**Set exercise:**
Look over the lines below. Report each one that includes the string "this".

**Provided entries:**
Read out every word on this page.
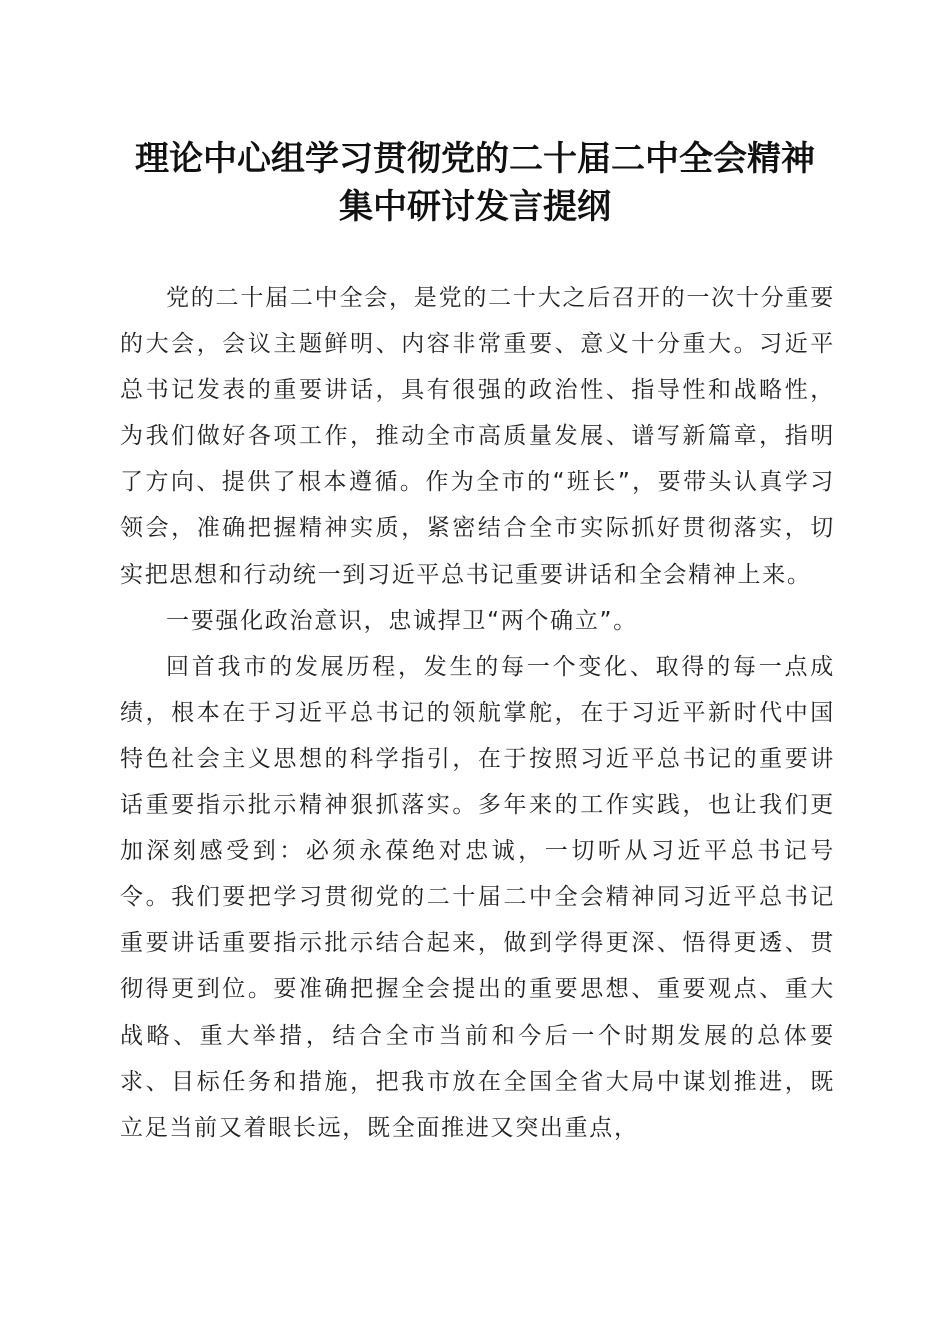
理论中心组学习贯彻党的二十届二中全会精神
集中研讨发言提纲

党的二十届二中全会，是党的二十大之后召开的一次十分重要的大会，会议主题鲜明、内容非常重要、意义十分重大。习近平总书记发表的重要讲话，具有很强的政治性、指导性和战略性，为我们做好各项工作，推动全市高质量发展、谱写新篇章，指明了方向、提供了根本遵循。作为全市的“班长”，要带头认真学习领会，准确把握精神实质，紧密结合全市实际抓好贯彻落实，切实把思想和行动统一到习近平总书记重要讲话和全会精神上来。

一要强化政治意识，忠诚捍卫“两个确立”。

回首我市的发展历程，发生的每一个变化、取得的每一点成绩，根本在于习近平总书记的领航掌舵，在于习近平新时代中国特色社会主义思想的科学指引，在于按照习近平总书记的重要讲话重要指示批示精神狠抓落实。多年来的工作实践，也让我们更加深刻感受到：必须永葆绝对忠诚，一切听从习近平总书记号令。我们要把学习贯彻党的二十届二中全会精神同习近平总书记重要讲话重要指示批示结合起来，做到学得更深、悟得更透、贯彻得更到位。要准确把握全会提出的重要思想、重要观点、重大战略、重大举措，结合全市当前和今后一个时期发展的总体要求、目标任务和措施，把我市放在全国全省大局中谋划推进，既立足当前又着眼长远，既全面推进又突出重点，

---

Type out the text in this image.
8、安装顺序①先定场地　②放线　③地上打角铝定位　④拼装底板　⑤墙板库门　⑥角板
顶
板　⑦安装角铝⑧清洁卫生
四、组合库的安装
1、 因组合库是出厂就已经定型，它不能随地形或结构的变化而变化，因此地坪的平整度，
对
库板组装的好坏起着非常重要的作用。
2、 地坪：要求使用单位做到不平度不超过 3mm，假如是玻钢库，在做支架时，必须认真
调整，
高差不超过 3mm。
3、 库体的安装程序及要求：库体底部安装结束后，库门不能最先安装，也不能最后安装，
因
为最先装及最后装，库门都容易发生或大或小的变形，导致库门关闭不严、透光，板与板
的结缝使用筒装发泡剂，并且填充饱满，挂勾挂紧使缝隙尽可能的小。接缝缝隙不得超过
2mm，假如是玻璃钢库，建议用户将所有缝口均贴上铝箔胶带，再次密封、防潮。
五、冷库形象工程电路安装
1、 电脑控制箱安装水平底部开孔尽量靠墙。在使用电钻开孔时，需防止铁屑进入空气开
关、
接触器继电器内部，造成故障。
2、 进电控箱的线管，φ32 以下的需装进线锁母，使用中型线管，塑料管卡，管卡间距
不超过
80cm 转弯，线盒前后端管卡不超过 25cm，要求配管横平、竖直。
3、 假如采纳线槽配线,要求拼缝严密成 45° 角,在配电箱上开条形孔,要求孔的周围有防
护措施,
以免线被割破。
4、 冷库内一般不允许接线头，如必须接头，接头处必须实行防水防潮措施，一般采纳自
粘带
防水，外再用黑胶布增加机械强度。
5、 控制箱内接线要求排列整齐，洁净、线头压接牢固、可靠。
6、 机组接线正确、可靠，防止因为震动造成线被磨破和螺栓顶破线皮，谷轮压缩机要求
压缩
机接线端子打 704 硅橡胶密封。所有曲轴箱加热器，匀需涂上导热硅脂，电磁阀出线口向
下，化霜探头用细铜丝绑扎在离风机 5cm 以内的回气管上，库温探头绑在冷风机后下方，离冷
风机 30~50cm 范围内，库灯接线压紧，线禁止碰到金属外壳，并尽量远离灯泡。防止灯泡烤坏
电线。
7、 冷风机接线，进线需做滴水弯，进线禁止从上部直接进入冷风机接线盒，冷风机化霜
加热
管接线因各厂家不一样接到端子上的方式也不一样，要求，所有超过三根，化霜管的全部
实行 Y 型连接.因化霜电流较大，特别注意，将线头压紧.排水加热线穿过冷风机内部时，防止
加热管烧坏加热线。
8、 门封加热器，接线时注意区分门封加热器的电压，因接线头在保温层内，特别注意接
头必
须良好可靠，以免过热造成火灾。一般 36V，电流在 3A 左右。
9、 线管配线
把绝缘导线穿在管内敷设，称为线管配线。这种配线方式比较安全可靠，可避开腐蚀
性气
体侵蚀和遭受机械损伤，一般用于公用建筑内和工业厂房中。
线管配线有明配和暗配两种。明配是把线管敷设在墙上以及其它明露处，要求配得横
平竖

**Result:**
Read out every word on this page.
Type out the text in this image.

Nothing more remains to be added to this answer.